### Problem to solve
Work out how many lines in the listing below include the word "screenshot". Give nothing but the number.

■ ■ ■ ■

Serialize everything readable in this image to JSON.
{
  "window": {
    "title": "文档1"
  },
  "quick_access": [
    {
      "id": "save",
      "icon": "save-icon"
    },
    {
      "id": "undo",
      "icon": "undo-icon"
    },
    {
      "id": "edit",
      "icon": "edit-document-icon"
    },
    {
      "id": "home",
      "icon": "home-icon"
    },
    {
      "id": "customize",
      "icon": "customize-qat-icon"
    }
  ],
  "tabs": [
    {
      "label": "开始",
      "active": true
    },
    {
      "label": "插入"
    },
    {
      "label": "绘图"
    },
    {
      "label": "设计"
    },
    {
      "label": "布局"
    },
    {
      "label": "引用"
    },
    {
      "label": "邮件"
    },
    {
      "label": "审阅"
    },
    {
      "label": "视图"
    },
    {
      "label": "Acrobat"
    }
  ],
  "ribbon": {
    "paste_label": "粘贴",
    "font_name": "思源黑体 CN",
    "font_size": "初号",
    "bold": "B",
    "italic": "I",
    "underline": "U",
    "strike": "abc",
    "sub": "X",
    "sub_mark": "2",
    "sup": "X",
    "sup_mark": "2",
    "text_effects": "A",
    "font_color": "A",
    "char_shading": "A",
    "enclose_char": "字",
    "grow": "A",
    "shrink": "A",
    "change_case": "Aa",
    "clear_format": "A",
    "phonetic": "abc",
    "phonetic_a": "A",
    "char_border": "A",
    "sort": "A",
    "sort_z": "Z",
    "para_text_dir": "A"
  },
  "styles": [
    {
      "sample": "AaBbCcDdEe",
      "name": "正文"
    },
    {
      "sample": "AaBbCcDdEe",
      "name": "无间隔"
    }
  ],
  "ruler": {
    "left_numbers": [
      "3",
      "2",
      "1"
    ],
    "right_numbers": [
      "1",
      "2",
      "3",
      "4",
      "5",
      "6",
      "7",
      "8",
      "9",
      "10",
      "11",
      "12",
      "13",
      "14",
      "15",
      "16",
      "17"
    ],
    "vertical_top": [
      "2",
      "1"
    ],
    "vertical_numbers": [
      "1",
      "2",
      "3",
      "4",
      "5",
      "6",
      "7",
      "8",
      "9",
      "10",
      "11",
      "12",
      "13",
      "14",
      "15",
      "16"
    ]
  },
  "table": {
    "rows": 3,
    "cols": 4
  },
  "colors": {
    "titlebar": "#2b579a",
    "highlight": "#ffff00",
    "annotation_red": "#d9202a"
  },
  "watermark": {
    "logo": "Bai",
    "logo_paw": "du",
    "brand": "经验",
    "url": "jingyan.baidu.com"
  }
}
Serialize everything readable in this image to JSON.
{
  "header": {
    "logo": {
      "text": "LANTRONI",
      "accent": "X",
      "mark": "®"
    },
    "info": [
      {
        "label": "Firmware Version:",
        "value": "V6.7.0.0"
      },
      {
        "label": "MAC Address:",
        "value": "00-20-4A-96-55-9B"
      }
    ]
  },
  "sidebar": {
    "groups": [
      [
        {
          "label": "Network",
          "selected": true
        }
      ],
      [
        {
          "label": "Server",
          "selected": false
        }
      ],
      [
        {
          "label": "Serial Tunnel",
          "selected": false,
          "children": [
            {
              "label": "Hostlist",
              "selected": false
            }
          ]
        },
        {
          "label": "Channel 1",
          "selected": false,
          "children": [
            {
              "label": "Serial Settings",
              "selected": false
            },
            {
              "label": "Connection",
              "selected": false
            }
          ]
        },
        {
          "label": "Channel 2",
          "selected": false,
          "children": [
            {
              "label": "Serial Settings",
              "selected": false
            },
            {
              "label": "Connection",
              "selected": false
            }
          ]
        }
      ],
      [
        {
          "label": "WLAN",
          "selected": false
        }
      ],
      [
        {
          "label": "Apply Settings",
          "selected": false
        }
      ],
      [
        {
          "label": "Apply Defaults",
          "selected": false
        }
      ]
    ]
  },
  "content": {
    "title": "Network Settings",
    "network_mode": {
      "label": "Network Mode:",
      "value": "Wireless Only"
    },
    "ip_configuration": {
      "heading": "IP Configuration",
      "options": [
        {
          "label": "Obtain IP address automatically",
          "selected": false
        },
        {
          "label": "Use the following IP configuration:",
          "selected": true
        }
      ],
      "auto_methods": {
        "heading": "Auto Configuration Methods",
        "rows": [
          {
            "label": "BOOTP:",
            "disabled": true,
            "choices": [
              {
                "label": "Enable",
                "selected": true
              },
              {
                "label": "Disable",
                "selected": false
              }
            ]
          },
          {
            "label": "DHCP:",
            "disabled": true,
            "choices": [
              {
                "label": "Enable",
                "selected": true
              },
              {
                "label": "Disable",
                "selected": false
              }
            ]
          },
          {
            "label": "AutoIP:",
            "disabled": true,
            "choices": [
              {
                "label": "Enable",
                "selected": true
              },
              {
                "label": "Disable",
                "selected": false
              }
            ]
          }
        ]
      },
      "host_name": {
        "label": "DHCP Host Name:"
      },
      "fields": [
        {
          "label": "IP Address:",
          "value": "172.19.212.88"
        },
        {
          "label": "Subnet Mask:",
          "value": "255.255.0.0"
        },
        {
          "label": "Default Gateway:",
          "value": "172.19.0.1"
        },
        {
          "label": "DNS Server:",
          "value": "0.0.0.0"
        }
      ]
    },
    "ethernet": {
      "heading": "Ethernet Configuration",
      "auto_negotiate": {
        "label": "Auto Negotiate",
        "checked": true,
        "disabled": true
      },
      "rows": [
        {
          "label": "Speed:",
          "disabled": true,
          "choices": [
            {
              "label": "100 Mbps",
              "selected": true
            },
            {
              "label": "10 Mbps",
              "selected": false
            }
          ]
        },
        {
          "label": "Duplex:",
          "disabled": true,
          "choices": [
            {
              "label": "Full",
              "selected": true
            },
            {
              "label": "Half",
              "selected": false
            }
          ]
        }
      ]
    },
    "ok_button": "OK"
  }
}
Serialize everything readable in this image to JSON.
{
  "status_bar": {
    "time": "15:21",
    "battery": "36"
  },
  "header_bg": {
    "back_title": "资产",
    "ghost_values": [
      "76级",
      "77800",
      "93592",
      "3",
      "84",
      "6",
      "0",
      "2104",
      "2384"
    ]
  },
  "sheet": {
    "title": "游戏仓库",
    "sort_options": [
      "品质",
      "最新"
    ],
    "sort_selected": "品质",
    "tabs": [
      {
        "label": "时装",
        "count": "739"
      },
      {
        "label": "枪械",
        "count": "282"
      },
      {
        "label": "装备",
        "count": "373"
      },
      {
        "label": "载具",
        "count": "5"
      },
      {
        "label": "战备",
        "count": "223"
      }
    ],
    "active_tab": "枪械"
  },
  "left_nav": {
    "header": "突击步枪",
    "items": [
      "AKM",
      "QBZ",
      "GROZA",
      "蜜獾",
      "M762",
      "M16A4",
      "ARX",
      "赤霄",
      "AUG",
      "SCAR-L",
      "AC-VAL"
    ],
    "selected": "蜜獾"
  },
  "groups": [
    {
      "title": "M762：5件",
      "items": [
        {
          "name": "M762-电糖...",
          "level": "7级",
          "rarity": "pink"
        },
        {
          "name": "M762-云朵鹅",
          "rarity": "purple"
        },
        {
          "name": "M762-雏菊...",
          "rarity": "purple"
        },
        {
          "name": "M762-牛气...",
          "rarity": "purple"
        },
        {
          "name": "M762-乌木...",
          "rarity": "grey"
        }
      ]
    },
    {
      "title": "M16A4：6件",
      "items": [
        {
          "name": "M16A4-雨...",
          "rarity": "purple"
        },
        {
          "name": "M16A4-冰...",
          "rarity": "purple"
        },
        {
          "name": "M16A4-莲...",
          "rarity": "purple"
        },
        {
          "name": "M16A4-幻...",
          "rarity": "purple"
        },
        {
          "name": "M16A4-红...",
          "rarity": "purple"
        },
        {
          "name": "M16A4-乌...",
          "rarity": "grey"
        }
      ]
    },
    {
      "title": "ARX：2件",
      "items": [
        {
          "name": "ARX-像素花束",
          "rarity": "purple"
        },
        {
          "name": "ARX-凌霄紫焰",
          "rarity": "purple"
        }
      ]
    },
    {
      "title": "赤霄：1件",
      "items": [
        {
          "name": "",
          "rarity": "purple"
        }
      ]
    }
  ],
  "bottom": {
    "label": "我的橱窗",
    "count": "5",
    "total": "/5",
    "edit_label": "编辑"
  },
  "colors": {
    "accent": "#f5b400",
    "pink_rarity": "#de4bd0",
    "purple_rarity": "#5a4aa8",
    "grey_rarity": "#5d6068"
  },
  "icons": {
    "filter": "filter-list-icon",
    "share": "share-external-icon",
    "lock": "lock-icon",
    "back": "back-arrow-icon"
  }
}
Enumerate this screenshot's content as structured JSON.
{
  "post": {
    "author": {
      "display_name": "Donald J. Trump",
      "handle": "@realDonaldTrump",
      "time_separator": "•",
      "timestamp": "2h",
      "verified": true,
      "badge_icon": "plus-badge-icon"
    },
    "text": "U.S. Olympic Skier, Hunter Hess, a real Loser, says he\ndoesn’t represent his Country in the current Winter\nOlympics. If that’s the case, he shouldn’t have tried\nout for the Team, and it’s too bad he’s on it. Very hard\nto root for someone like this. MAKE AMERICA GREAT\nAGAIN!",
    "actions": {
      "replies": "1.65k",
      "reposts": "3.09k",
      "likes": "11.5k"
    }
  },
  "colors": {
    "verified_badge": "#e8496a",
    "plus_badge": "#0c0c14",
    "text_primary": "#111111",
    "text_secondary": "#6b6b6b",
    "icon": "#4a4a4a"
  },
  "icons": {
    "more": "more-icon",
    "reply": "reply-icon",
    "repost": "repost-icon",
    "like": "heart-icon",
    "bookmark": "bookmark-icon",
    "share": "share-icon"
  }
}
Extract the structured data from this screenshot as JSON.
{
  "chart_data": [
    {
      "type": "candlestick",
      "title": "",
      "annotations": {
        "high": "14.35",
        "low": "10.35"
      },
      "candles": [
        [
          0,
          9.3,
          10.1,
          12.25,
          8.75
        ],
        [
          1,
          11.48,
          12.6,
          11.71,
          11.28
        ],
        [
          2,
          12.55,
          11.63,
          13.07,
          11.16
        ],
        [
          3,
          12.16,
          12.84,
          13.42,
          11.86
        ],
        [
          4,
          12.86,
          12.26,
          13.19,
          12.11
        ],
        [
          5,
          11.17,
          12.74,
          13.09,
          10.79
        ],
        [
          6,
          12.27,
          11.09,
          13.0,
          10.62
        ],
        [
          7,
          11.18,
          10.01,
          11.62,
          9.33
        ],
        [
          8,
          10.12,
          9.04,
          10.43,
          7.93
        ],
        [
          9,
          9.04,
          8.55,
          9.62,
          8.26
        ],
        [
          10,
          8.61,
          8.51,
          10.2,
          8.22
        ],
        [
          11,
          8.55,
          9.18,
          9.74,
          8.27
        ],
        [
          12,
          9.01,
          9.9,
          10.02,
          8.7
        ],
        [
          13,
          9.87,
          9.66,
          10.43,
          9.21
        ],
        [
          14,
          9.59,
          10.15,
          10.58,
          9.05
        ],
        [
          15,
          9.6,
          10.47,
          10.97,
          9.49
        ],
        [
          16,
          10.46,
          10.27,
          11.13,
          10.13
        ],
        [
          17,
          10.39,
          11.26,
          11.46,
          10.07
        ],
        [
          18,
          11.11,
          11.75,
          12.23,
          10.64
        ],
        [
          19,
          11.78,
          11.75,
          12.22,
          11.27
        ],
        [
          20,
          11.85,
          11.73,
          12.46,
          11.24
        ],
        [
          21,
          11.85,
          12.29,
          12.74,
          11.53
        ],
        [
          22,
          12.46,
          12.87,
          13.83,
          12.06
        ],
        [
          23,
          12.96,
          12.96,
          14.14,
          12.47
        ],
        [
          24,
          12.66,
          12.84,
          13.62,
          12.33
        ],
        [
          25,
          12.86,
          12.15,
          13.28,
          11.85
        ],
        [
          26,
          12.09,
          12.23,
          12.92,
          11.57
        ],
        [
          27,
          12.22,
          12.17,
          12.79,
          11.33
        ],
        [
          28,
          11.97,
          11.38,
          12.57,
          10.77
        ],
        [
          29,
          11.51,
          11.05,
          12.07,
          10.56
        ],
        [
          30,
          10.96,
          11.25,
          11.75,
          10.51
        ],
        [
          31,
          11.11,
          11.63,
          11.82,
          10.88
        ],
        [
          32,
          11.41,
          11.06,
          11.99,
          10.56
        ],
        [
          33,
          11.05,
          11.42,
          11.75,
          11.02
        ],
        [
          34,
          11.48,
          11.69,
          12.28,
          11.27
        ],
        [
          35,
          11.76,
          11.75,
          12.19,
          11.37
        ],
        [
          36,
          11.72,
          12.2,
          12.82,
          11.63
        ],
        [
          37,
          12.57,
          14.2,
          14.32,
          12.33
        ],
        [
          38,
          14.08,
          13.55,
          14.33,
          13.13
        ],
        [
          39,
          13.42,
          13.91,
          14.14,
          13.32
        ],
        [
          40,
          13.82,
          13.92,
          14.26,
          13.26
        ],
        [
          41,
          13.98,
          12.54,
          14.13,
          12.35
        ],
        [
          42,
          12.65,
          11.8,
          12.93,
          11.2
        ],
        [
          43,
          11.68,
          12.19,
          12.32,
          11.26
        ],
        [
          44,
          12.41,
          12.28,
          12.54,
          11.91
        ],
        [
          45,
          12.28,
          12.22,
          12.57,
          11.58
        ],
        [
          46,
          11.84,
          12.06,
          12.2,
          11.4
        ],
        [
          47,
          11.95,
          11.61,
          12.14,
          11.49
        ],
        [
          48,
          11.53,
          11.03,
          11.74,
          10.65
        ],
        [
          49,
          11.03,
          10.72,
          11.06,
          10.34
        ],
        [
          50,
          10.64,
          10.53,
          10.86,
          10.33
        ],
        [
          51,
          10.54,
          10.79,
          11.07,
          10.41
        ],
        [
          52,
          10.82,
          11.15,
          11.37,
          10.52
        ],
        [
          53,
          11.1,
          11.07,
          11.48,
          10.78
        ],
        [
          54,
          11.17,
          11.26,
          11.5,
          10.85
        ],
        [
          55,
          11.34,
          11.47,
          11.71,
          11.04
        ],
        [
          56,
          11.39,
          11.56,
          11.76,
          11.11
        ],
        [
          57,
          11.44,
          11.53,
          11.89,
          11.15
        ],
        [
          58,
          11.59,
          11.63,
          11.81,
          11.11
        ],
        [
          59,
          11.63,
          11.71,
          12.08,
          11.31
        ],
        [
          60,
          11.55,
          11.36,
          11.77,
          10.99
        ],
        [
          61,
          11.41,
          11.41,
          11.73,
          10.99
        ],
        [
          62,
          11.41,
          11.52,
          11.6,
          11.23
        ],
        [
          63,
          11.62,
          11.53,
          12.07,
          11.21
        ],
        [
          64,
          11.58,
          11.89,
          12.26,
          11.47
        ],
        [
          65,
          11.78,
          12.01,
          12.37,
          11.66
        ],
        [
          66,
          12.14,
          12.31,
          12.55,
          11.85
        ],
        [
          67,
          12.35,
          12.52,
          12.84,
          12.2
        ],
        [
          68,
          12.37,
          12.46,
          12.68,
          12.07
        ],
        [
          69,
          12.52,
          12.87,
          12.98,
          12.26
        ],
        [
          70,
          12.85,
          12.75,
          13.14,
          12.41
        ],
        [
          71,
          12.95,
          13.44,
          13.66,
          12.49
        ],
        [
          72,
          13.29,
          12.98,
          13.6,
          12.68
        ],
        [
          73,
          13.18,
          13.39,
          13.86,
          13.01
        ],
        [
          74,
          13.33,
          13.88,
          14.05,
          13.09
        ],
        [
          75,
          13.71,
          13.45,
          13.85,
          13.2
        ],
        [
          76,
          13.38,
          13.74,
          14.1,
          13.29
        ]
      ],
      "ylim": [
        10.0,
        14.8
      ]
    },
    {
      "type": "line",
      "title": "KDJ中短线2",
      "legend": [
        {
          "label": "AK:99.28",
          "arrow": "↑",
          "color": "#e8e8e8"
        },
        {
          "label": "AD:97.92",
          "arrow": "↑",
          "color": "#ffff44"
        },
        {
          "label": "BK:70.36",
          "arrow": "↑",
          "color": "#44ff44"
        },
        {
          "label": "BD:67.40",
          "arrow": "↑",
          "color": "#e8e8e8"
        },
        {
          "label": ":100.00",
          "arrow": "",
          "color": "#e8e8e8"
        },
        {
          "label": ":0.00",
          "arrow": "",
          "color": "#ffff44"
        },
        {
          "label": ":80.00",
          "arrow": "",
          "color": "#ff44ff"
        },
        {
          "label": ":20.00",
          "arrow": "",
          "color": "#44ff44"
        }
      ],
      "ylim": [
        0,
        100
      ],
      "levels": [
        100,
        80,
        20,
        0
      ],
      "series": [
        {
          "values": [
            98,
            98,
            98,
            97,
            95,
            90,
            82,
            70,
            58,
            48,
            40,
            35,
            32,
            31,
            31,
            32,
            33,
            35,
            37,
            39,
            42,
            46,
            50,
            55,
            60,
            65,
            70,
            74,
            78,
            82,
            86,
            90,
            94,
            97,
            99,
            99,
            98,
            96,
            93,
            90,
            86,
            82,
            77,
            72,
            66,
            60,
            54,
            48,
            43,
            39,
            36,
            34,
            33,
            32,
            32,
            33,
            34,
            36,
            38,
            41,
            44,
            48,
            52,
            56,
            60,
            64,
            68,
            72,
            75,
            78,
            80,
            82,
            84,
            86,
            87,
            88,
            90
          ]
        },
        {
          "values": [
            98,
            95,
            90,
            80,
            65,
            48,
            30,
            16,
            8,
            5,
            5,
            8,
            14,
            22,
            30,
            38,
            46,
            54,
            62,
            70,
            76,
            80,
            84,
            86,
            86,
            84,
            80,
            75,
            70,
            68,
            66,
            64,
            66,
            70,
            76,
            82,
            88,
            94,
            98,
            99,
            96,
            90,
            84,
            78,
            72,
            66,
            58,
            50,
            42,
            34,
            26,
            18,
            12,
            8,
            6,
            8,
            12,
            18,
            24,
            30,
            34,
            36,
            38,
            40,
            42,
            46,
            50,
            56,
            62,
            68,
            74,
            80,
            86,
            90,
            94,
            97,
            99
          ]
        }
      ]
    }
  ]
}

■ ■ ■ ■

### Correct response
2